* TASK TO CARRY OUT
Extract, from the records beneath this instruction, each line that contains the word "true".

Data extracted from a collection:
__________________________________________________

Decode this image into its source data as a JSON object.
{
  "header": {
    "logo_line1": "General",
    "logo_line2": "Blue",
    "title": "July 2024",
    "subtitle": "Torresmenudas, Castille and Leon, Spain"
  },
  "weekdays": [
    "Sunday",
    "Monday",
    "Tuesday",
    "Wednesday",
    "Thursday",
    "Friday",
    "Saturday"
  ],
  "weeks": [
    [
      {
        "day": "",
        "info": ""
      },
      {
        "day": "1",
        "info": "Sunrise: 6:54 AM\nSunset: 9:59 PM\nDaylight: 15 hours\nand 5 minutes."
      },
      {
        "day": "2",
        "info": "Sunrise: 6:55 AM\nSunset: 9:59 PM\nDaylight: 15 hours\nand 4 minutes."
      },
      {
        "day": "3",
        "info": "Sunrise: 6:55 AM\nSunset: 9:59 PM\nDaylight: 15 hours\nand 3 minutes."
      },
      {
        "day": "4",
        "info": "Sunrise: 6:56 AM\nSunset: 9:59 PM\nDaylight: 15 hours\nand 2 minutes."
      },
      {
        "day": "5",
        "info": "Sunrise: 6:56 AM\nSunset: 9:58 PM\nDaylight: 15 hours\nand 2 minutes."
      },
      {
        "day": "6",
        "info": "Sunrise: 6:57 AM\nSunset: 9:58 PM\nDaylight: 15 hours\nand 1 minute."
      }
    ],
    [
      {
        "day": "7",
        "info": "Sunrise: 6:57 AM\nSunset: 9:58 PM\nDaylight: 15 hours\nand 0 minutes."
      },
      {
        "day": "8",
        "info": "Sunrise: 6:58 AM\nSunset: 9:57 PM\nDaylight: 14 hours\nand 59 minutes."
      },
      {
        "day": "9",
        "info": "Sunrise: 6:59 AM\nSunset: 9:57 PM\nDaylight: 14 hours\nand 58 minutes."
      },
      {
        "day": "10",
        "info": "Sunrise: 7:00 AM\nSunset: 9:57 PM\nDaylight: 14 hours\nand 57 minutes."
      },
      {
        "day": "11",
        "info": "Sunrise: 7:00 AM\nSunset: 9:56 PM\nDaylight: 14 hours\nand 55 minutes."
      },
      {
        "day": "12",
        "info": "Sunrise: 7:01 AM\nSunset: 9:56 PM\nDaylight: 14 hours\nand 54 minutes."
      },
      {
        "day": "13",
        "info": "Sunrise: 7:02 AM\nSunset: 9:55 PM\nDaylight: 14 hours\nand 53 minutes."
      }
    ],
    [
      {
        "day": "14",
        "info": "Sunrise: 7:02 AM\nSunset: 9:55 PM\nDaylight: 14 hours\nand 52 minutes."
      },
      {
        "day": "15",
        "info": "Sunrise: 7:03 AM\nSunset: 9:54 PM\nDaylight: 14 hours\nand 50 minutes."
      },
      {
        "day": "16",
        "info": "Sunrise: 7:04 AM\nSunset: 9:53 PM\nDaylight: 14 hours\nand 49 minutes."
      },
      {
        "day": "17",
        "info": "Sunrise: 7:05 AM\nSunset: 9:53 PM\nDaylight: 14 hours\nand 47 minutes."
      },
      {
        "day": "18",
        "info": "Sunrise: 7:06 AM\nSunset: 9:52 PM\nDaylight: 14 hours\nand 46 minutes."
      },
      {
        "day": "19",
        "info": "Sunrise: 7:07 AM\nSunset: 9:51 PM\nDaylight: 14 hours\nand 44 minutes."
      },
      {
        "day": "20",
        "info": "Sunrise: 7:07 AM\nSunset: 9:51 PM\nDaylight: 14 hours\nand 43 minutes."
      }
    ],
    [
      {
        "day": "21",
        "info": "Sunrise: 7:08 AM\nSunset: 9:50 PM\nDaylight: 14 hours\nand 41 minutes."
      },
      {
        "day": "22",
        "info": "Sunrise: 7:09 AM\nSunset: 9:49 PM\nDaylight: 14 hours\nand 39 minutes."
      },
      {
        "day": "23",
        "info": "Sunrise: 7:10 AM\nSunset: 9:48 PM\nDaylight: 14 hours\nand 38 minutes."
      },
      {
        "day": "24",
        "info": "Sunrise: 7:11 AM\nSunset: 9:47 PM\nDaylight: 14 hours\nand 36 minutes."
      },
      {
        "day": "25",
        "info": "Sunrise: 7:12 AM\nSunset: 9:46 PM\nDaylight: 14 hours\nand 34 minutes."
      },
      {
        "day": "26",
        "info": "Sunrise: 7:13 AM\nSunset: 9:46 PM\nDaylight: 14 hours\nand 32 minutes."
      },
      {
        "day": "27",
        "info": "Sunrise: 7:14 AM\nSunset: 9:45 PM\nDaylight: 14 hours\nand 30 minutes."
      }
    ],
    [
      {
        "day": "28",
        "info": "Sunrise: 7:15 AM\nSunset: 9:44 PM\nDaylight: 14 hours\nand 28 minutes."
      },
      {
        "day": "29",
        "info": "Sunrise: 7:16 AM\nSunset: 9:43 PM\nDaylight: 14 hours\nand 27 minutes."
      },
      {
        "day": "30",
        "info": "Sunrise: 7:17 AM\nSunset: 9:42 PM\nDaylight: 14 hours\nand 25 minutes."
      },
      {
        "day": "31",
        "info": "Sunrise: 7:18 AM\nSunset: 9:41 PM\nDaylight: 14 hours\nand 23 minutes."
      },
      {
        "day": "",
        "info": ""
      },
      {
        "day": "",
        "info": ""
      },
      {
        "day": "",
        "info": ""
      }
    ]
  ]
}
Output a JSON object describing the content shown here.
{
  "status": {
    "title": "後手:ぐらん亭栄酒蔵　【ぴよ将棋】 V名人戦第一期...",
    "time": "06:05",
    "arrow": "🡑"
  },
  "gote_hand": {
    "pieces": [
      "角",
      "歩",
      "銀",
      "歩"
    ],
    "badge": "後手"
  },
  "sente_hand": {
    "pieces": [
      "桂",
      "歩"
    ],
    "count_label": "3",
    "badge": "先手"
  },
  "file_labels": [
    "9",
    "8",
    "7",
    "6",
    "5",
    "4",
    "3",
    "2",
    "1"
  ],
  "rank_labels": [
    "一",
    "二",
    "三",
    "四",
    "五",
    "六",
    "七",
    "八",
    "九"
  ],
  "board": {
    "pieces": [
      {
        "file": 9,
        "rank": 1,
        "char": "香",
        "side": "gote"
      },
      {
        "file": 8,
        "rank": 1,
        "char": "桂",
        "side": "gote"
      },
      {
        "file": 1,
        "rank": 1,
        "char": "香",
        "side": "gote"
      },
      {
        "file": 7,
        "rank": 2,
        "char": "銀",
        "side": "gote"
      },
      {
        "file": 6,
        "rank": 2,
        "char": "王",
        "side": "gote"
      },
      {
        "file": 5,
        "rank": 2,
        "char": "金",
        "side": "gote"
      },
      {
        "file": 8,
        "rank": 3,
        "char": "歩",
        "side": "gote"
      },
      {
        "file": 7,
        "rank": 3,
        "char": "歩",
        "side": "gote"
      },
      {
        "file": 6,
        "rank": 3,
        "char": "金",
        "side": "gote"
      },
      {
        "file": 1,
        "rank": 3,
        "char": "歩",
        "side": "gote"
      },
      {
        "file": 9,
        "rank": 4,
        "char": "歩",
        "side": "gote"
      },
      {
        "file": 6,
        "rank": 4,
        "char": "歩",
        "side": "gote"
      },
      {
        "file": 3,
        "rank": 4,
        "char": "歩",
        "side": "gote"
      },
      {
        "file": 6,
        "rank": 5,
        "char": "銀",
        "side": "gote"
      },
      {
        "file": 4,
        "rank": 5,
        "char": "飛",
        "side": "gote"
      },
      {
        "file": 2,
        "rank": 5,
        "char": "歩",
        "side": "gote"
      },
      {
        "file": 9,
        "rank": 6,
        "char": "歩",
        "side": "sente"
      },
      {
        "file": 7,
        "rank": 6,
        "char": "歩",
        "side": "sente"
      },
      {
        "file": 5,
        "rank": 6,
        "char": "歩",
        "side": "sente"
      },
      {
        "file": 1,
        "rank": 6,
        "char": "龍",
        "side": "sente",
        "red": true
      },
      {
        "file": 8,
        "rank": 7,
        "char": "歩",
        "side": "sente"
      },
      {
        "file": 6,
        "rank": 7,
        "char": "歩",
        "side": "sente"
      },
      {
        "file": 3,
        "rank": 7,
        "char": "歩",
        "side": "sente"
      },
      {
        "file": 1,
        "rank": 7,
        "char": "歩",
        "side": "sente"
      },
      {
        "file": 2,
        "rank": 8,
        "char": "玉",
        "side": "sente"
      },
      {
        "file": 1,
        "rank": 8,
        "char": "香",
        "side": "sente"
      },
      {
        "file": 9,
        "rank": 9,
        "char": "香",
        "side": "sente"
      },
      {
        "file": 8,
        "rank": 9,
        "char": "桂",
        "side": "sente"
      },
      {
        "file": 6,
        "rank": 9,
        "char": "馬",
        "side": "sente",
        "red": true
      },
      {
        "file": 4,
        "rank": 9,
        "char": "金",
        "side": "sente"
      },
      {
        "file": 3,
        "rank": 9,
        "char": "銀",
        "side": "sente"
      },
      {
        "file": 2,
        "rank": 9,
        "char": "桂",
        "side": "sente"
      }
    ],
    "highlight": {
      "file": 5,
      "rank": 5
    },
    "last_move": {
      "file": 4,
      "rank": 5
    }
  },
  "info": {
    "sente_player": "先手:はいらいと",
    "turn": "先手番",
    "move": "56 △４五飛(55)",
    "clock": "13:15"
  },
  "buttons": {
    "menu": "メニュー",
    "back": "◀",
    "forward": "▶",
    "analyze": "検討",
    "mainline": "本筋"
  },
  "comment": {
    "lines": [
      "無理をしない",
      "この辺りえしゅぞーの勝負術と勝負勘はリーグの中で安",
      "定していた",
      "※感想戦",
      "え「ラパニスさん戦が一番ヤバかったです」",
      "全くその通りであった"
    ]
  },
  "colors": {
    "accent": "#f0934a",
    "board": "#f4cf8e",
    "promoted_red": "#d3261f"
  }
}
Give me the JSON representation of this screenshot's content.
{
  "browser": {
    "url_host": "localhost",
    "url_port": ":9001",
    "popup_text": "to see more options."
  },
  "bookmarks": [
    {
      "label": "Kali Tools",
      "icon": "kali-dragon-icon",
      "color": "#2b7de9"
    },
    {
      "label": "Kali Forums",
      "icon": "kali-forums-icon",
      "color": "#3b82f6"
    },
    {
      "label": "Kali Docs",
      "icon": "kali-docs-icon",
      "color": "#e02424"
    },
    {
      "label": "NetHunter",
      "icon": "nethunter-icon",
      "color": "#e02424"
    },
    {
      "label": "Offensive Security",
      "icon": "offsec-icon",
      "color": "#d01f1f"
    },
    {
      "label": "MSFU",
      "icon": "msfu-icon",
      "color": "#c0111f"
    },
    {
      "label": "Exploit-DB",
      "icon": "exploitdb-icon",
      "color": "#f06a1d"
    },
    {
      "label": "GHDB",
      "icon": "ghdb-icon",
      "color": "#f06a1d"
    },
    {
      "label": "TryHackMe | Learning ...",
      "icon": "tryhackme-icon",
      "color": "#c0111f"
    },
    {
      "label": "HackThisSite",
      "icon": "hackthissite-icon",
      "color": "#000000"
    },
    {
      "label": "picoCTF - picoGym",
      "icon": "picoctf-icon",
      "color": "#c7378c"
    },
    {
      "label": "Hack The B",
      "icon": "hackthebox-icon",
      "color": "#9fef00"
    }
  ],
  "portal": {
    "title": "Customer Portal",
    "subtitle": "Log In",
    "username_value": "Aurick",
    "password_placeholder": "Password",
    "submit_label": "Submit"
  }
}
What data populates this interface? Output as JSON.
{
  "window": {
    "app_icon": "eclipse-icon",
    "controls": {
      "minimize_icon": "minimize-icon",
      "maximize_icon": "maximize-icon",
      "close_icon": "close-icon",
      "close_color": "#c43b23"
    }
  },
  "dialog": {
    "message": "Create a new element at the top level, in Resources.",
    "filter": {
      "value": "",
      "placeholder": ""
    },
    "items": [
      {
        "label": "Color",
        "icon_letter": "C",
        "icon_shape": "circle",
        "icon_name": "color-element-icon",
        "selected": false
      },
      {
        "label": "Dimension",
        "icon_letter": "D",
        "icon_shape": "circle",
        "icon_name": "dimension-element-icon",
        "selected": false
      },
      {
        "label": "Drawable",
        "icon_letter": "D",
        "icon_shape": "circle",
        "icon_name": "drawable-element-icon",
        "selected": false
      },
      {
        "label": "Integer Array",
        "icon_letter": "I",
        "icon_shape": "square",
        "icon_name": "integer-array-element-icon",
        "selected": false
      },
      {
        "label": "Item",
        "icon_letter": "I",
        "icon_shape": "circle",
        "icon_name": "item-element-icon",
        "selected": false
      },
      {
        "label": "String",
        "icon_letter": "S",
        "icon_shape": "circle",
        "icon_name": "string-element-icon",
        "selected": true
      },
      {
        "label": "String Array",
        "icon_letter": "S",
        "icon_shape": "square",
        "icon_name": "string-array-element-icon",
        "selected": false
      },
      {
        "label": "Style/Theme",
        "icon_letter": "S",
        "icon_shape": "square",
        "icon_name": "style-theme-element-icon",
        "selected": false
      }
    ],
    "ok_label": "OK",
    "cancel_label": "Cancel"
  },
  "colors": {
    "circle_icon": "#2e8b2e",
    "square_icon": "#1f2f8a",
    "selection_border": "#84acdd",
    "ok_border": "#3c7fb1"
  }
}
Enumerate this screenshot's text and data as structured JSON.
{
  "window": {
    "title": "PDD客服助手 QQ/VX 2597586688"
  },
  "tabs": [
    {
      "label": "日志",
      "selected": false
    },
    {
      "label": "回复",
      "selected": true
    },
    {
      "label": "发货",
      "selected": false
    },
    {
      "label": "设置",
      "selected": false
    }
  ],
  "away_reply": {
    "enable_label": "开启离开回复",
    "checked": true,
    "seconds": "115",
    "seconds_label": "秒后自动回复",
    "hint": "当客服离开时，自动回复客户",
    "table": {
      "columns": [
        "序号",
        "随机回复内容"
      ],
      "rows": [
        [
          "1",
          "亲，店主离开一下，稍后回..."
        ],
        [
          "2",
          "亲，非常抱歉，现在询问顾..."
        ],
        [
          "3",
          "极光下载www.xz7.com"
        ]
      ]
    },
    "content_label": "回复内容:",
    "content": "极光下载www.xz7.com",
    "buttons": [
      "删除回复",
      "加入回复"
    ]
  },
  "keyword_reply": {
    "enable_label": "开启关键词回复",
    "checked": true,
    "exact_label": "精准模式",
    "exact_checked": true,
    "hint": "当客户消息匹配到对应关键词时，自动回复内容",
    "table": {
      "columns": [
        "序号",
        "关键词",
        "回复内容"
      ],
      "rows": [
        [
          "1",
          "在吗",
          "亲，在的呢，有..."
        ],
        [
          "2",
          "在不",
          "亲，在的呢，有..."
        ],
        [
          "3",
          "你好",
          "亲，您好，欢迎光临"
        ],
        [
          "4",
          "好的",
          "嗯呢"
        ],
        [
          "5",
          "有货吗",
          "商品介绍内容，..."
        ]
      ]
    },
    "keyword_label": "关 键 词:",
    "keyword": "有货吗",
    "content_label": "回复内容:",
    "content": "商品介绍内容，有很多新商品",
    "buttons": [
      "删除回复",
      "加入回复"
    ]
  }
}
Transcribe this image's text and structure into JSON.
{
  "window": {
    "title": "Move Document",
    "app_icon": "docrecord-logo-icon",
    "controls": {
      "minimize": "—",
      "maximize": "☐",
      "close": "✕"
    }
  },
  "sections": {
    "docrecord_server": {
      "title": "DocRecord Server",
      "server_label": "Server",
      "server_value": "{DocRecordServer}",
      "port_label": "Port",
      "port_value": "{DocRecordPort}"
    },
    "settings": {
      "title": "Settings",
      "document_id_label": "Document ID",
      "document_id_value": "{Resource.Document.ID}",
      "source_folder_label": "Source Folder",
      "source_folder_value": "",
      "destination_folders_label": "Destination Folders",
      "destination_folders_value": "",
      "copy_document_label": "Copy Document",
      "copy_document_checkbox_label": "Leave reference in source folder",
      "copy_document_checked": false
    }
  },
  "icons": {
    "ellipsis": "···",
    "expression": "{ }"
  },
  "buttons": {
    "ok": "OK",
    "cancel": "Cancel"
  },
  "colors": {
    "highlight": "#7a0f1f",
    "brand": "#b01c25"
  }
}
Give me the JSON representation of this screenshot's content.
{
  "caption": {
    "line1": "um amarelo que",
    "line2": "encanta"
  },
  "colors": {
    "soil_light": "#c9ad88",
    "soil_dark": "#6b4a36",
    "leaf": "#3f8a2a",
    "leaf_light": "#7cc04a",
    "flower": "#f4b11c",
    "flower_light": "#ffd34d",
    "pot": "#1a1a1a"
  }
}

__________________________________________________

* TASK RESULT
        "red": true
        "red": true
        "selected": true
      "selected": true
    "checked": true,
    "checked": true,
    "exact_checked": true,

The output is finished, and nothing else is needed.